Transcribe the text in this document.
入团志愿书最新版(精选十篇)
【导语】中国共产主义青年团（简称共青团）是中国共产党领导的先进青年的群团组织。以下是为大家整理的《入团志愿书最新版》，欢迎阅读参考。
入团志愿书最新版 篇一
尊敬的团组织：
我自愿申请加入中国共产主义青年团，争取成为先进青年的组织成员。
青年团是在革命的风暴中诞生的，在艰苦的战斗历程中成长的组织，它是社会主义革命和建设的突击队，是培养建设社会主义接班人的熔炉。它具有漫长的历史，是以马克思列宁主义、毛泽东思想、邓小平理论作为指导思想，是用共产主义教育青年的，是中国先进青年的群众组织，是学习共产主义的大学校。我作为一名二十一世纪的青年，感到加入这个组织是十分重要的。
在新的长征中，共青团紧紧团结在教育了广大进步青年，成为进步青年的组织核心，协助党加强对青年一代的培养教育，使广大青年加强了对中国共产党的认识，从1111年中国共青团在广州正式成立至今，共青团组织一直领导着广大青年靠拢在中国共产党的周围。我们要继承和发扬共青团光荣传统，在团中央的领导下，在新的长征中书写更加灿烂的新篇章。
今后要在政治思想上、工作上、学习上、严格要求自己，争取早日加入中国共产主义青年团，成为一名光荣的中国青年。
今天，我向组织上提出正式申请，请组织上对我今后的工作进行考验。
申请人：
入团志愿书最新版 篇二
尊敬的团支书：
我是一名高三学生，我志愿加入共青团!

● ● ● ● ●

From the data above, copy out every line with the string "入团志愿书最新版" in it.

:: ANSWER TO THE EXERCISE ::
入团志愿书最新版(精选十篇)
【导语】中国共产主义青年团（简称共青团）是中国共产党领导的先进青年的群团组织。以下是为大家整理的《入团志愿书最新版》，欢迎阅读参考。
入团志愿书最新版 篇一
入团志愿书最新版 篇二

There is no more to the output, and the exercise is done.